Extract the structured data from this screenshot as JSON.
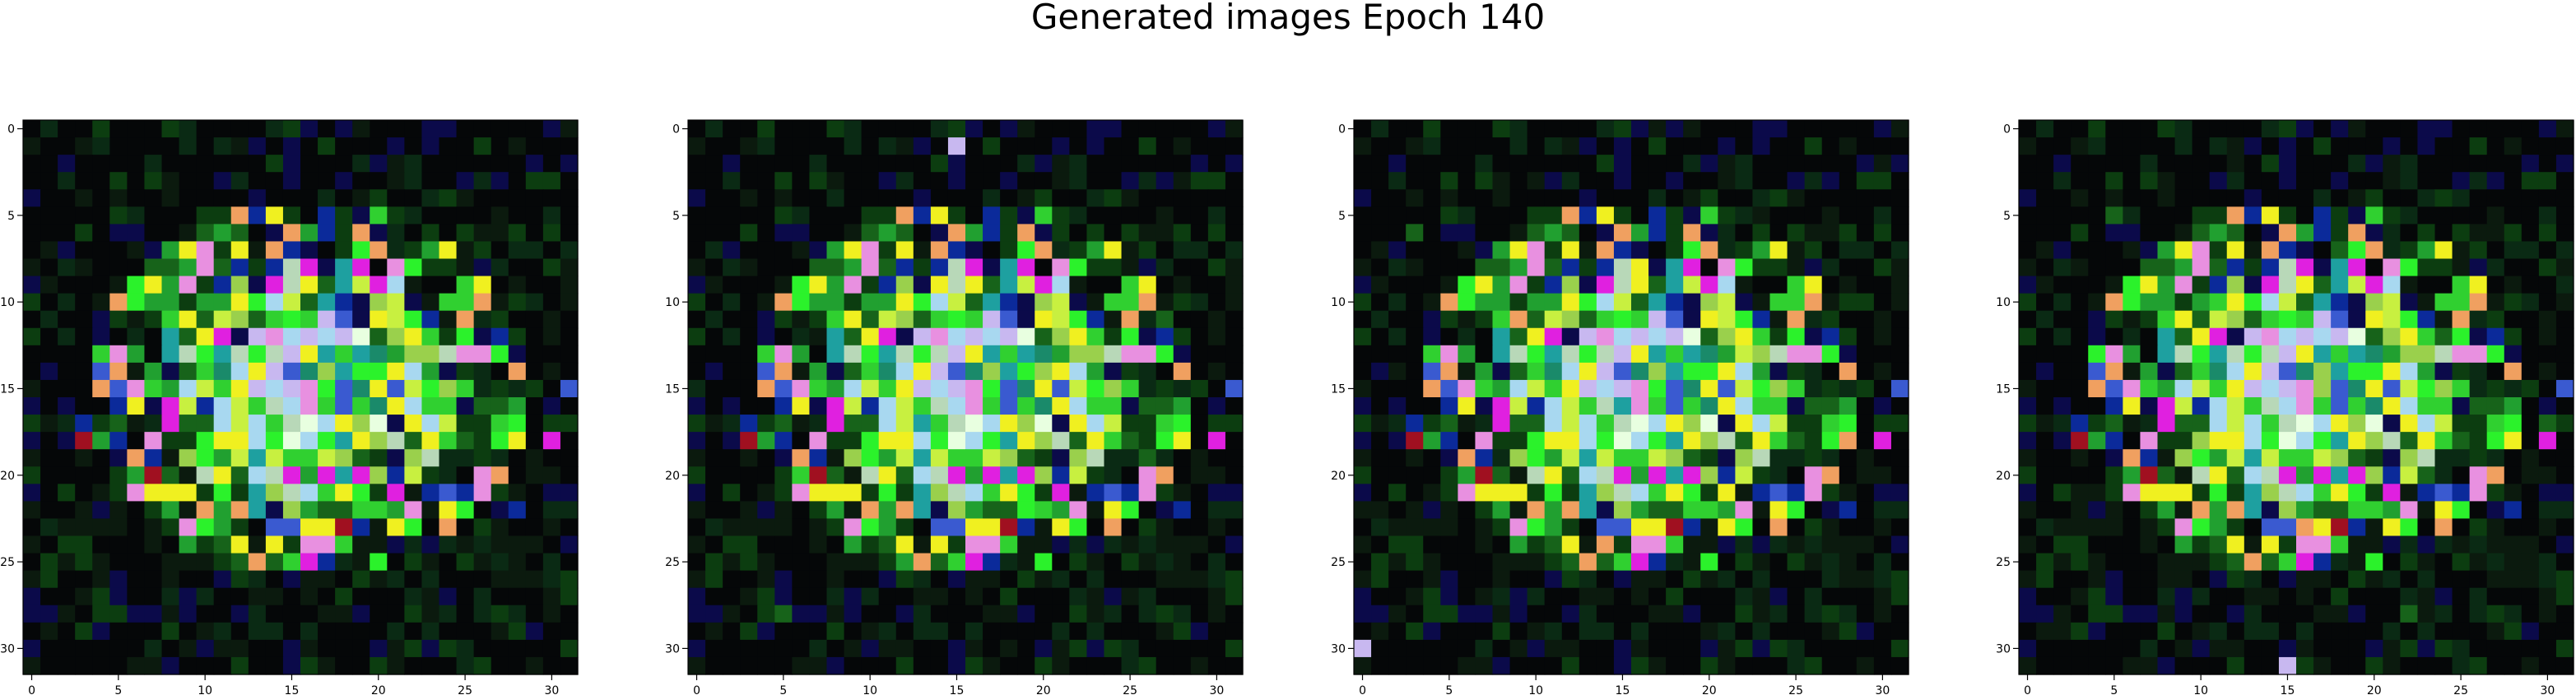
{
  "title": "Generated images Epoch 140",
  "chart_data": {
    "type": "heatmap",
    "title": "Generated images Epoch 140",
    "panel_count": 4,
    "grid_size": 32,
    "x_ticks": [
      0,
      5,
      10,
      15,
      20,
      25,
      30
    ],
    "y_ticks": [
      0,
      5,
      10,
      15,
      20,
      25,
      30
    ],
    "xlim": [
      -0.5,
      31.5
    ],
    "ylim": [
      31.5,
      -0.5
    ],
    "background_color": "#050708",
    "palette": [
      "#050708",
      "#0b1a0e",
      "#0a2a14",
      "#0c3d10",
      "#17631a",
      "#21a030",
      "#30d030",
      "#2bf22b",
      "#9ad04c",
      "#c8f040",
      "#e8ffe0",
      "#b8d8b8",
      "#a8d8f0",
      "#1ea0a0",
      "#1a8a6a",
      "#3a5ad0",
      "#0b2a9a",
      "#0b0a4a",
      "#c8b8f0",
      "#e890e0",
      "#e020e0",
      "#f0f020",
      "#f0a060",
      "#a01020"
    ],
    "palette_names": [
      "near-black",
      "dark-green",
      "forest",
      "deep-green",
      "green",
      "mid-green",
      "bright-green",
      "neon-green",
      "olive-lime",
      "yellow-lime",
      "near-white",
      "grey-green",
      "light-blue",
      "teal",
      "sea-green",
      "blue",
      "navy",
      "dark-navy",
      "lavender",
      "pink",
      "magenta",
      "yellow",
      "orange",
      "red"
    ]
  }
}
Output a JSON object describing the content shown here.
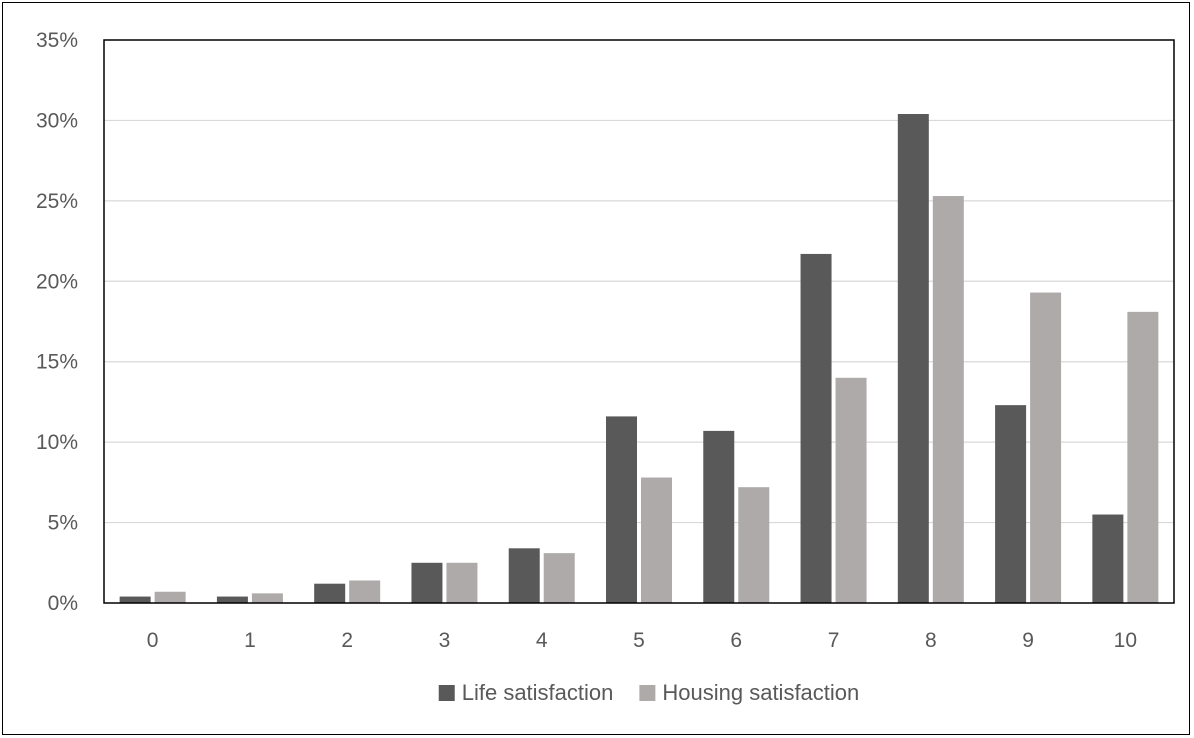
{
  "chart_data": {
    "type": "bar",
    "title": "",
    "xlabel": "",
    "ylabel": "",
    "categories": [
      "0",
      "1",
      "2",
      "3",
      "4",
      "5",
      "6",
      "7",
      "8",
      "9",
      "10"
    ],
    "series": [
      {
        "name": "Life satisfaction",
        "color": "#595959",
        "values": [
          0.4,
          0.4,
          1.2,
          2.5,
          3.4,
          11.6,
          10.7,
          21.7,
          30.4,
          12.3,
          5.5
        ]
      },
      {
        "name": "Housing satisfaction",
        "color": "#aeaaaa",
        "values": [
          0.7,
          0.6,
          1.4,
          2.5,
          3.1,
          7.8,
          7.2,
          14.0,
          25.3,
          19.3,
          18.1
        ]
      }
    ],
    "y_ticks": [
      "0%",
      "5%",
      "10%",
      "15%",
      "20%",
      "25%",
      "30%",
      "35%"
    ],
    "ylim": [
      0,
      35
    ],
    "grid": true,
    "legend_position": "bottom"
  }
}
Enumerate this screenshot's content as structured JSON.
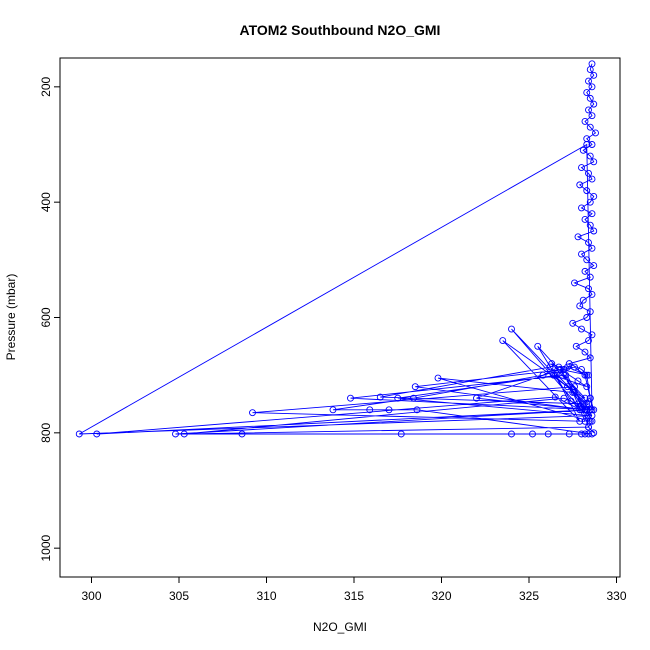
________________________________________
* AIM
Reproduce the listing word for word and omit its pictures.

* SOLUTION BELOW
Extract the structured data from this screenshot as JSON.
{
  "title": "Generated images Epoch 140",
  "chart_data": {
    "type": "heatmap",
    "title": "Generated images Epoch 140",
    "panel_count": 4,
    "grid_size": 32,
    "x_ticks": [
      0,
      5,
      10,
      15,
      20,
      25,
      30
    ],
    "y_ticks": [
      0,
      5,
      10,
      15,
      20,
      25,
      30
    ],
    "xlim": [
      -0.5,
      31.5
    ],
    "ylim": [
      31.5,
      -0.5
    ],
    "background_color": "#050708",
    "palette": [
      "#050708",
      "#0b1a0e",
      "#0a2a14",
      "#0c3d10",
      "#17631a",
      "#21a030",
      "#30d030",
      "#2bf22b",
      "#9ad04c",
      "#c8f040",
      "#e8ffe0",
      "#b8d8b8",
      "#a8d8f0",
      "#1ea0a0",
      "#1a8a6a",
      "#3a5ad0",
      "#0b2a9a",
      "#0b0a4a",
      "#c8b8f0",
      "#e890e0",
      "#e020e0",
      "#f0f020",
      "#f0a060",
      "#a01020"
    ],
    "palette_names": [
      "near-black",
      "dark-green",
      "forest",
      "deep-green",
      "green",
      "mid-green",
      "bright-green",
      "neon-green",
      "olive-lime",
      "yellow-lime",
      "near-white",
      "grey-green",
      "light-blue",
      "teal",
      "sea-green",
      "blue",
      "navy",
      "dark-navy",
      "lavender",
      "pink",
      "magenta",
      "yellow",
      "orange",
      "red"
    ]
  }
}
Output a JSON object describing the content shown here.
{
  "chart_data": {
    "type": "bar",
    "title": "",
    "xlabel": "",
    "ylabel": "",
    "categories": [
      "0",
      "1",
      "2",
      "3",
      "4",
      "5",
      "6",
      "7",
      "8",
      "9",
      "10"
    ],
    "series": [
      {
        "name": "Life satisfaction",
        "color": "#595959",
        "values": [
          0.4,
          0.4,
          1.2,
          2.5,
          3.4,
          11.6,
          10.7,
          21.7,
          30.4,
          12.3,
          5.5
        ]
      },
      {
        "name": "Housing satisfaction",
        "color": "#aeaaaa",
        "values": [
          0.7,
          0.6,
          1.4,
          2.5,
          3.1,
          7.8,
          7.2,
          14.0,
          25.3,
          19.3,
          18.1
        ]
      }
    ],
    "y_ticks": [
      "0%",
      "5%",
      "10%",
      "15%",
      "20%",
      "25%",
      "30%",
      "35%"
    ],
    "ylim": [
      0,
      35
    ],
    "grid": true,
    "legend_position": "bottom"
  }
}
Enumerate this screenshot's content as structured JSON.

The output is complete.